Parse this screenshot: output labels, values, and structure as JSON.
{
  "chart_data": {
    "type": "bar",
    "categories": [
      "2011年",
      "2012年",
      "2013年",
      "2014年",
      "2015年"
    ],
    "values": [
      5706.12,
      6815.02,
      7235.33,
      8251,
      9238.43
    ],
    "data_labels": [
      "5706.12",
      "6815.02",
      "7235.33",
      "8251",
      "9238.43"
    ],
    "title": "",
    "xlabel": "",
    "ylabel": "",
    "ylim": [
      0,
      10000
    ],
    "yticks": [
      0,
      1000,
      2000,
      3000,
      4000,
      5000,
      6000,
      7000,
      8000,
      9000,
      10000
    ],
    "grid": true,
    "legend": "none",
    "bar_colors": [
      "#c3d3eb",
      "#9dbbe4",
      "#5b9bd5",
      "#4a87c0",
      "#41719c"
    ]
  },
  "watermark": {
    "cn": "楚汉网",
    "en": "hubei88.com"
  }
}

- EXERCISE GOAL -
Every line above should be written out again exactly as it stands.

- THE COMPLETED TASK -
Parse this screenshot: output labels, values, and structure as JSON.
{
  "chart_data": {
    "type": "bar",
    "categories": [
      "2011年",
      "2012年",
      "2013年",
      "2014年",
      "2015年"
    ],
    "values": [
      5706.12,
      6815.02,
      7235.33,
      8251,
      9238.43
    ],
    "data_labels": [
      "5706.12",
      "6815.02",
      "7235.33",
      "8251",
      "9238.43"
    ],
    "title": "",
    "xlabel": "",
    "ylabel": "",
    "ylim": [
      0,
      10000
    ],
    "yticks": [
      0,
      1000,
      2000,
      3000,
      4000,
      5000,
      6000,
      7000,
      8000,
      9000,
      10000
    ],
    "grid": true,
    "legend": "none",
    "bar_colors": [
      "#c3d3eb",
      "#9dbbe4",
      "#5b9bd5",
      "#4a87c0",
      "#41719c"
    ]
  },
  "watermark": {
    "cn": "楚汉网",
    "en": "hubei88.com"
  }
}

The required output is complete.